▶ **TASK INSTRUCTIONS**
Set the following entries down again exactly, line by line.

▶ **MATERIAL FOR THIS EXERCISE**

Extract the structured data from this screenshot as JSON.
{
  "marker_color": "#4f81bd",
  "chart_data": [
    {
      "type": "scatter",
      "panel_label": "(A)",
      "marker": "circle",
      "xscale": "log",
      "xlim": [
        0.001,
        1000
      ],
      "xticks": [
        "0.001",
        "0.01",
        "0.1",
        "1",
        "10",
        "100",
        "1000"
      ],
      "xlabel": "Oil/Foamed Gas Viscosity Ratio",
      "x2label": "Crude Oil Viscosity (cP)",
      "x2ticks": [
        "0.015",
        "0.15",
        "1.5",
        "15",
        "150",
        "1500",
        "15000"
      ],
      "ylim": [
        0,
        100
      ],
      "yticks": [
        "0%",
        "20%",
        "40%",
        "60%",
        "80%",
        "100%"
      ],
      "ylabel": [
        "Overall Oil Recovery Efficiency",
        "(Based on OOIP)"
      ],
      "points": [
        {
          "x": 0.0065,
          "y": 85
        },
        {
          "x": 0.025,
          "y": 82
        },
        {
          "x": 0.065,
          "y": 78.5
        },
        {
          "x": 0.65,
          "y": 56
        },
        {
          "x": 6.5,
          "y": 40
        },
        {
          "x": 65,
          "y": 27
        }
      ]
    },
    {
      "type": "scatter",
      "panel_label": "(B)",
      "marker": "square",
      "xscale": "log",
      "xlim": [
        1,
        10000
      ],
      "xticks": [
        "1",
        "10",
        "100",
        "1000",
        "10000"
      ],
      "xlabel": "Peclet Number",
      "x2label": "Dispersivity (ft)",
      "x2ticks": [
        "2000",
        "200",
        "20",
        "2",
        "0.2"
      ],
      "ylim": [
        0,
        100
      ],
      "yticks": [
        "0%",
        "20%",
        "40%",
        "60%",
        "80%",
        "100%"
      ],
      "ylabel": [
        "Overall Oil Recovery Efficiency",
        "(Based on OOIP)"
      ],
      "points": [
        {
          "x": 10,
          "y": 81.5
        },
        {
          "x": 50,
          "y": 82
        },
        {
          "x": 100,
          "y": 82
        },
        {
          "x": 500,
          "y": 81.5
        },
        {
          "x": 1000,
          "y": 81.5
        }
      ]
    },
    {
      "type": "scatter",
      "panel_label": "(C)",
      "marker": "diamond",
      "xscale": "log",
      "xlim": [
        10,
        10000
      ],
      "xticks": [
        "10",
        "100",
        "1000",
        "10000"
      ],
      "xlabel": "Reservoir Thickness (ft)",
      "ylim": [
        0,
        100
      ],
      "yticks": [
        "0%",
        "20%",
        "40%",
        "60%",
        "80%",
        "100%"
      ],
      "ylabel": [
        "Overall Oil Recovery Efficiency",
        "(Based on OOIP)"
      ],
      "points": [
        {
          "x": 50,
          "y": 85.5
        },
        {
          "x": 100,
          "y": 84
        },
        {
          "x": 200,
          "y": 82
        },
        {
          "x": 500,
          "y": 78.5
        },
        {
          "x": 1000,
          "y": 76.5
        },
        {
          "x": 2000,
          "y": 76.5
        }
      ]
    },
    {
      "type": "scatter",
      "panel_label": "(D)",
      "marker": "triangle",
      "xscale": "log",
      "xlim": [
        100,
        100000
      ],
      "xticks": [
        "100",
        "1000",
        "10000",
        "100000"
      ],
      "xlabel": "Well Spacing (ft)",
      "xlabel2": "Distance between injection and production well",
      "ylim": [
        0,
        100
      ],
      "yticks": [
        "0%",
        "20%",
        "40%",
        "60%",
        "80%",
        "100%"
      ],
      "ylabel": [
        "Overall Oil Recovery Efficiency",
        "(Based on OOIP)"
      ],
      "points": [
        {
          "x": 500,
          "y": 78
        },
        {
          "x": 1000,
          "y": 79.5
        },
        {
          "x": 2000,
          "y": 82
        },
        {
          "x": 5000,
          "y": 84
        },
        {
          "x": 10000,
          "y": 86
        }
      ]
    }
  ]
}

▶ **RESPONSE**
Extract the structured data from this screenshot as JSON.
{
  "marker_color": "#4f81bd",
  "chart_data": [
    {
      "type": "scatter",
      "panel_label": "(A)",
      "marker": "circle",
      "xscale": "log",
      "xlim": [
        0.001,
        1000
      ],
      "xticks": [
        "0.001",
        "0.01",
        "0.1",
        "1",
        "10",
        "100",
        "1000"
      ],
      "xlabel": "Oil/Foamed Gas Viscosity Ratio",
      "x2label": "Crude Oil Viscosity (cP)",
      "x2ticks": [
        "0.015",
        "0.15",
        "1.5",
        "15",
        "150",
        "1500",
        "15000"
      ],
      "ylim": [
        0,
        100
      ],
      "yticks": [
        "0%",
        "20%",
        "40%",
        "60%",
        "80%",
        "100%"
      ],
      "ylabel": [
        "Overall Oil Recovery Efficiency",
        "(Based on OOIP)"
      ],
      "points": [
        {
          "x": 0.0065,
          "y": 85
        },
        {
          "x": 0.025,
          "y": 82
        },
        {
          "x": 0.065,
          "y": 78.5
        },
        {
          "x": 0.65,
          "y": 56
        },
        {
          "x": 6.5,
          "y": 40
        },
        {
          "x": 65,
          "y": 27
        }
      ]
    },
    {
      "type": "scatter",
      "panel_label": "(B)",
      "marker": "square",
      "xscale": "log",
      "xlim": [
        1,
        10000
      ],
      "xticks": [
        "1",
        "10",
        "100",
        "1000",
        "10000"
      ],
      "xlabel": "Peclet Number",
      "x2label": "Dispersivity (ft)",
      "x2ticks": [
        "2000",
        "200",
        "20",
        "2",
        "0.2"
      ],
      "ylim": [
        0,
        100
      ],
      "yticks": [
        "0%",
        "20%",
        "40%",
        "60%",
        "80%",
        "100%"
      ],
      "ylabel": [
        "Overall Oil Recovery Efficiency",
        "(Based on OOIP)"
      ],
      "points": [
        {
          "x": 10,
          "y": 81.5
        },
        {
          "x": 50,
          "y": 82
        },
        {
          "x": 100,
          "y": 82
        },
        {
          "x": 500,
          "y": 81.5
        },
        {
          "x": 1000,
          "y": 81.5
        }
      ]
    },
    {
      "type": "scatter",
      "panel_label": "(C)",
      "marker": "diamond",
      "xscale": "log",
      "xlim": [
        10,
        10000
      ],
      "xticks": [
        "10",
        "100",
        "1000",
        "10000"
      ],
      "xlabel": "Reservoir Thickness (ft)",
      "ylim": [
        0,
        100
      ],
      "yticks": [
        "0%",
        "20%",
        "40%",
        "60%",
        "80%",
        "100%"
      ],
      "ylabel": [
        "Overall Oil Recovery Efficiency",
        "(Based on OOIP)"
      ],
      "points": [
        {
          "x": 50,
          "y": 85.5
        },
        {
          "x": 100,
          "y": 84
        },
        {
          "x": 200,
          "y": 82
        },
        {
          "x": 500,
          "y": 78.5
        },
        {
          "x": 1000,
          "y": 76.5
        },
        {
          "x": 2000,
          "y": 76.5
        }
      ]
    },
    {
      "type": "scatter",
      "panel_label": "(D)",
      "marker": "triangle",
      "xscale": "log",
      "xlim": [
        100,
        100000
      ],
      "xticks": [
        "100",
        "1000",
        "10000",
        "100000"
      ],
      "xlabel": "Well Spacing (ft)",
      "xlabel2": "Distance between injection and production well",
      "ylim": [
        0,
        100
      ],
      "yticks": [
        "0%",
        "20%",
        "40%",
        "60%",
        "80%",
        "100%"
      ],
      "ylabel": [
        "Overall Oil Recovery Efficiency",
        "(Based on OOIP)"
      ],
      "points": [
        {
          "x": 500,
          "y": 78
        },
        {
          "x": 1000,
          "y": 79.5
        },
        {
          "x": 2000,
          "y": 82
        },
        {
          "x": 5000,
          "y": 84
        },
        {
          "x": 10000,
          "y": 86
        }
      ]
    }
  ]
}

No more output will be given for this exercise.